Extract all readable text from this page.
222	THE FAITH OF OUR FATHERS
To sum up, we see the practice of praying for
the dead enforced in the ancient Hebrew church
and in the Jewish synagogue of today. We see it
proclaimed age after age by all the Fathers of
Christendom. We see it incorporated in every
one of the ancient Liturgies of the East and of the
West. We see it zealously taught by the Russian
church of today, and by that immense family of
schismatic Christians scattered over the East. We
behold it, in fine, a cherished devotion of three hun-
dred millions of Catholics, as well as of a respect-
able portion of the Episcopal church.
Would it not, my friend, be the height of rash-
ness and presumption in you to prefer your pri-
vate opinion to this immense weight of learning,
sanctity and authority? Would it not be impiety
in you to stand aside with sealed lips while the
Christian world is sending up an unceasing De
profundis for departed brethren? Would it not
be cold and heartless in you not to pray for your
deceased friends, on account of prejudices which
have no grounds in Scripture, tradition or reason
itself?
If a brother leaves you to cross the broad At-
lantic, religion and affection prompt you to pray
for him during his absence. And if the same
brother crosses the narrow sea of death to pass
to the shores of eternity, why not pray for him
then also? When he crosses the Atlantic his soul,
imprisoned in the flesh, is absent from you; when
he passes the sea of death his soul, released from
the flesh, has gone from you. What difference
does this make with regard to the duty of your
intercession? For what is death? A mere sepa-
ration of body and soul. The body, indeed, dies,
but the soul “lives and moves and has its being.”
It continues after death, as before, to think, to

-=-=-=-=-

What the exercise asks: Copy every record exactly, with nothing added or dropped.

Response to the exercise:
Extract all readable text from this page.
222	THE FAITH OF OUR FATHERS
To sum up, we see the practice of praying for
the dead enforced in the ancient Hebrew church
and in the Jewish synagogue of today. We see it
proclaimed age after age by all the Fathers of
Christendom. We see it incorporated in every
one of the ancient Liturgies of the East and of the
West. We see it zealously taught by the Russian
church of today, and by that immense family of
schismatic Christians scattered over the East. We
behold it, in fine, a cherished devotion of three hun-
dred millions of Catholics, as well as of a respect-
able portion of the Episcopal church.
Would it not, my friend, be the height of rash-
ness and presumption in you to prefer your pri-
vate opinion to this immense weight of learning,
sanctity and authority? Would it not be impiety
in you to stand aside with sealed lips while the
Christian world is sending up an unceasing De
profundis for departed brethren? Would it not
be cold and heartless in you not to pray for your
deceased friends, on account of prejudices which
have no grounds in Scripture, tradition or reason
itself?
If a brother leaves you to cross the broad At-
lantic, religion and affection prompt you to pray
for him during his absence. And if the same
brother crosses the narrow sea of death to pass
to the shores of eternity, why not pray for him
then also? When he crosses the Atlantic his soul,
imprisoned in the flesh, is absent from you; when
he passes the sea of death his soul, released from
the flesh, has gone from you. What difference
does this make with regard to the duty of your
intercession? For what is death? A mere sepa-
ration of body and soul. The body, indeed, dies,
but the soul “lives and moves and has its being.”
It continues after death, as before, to think, to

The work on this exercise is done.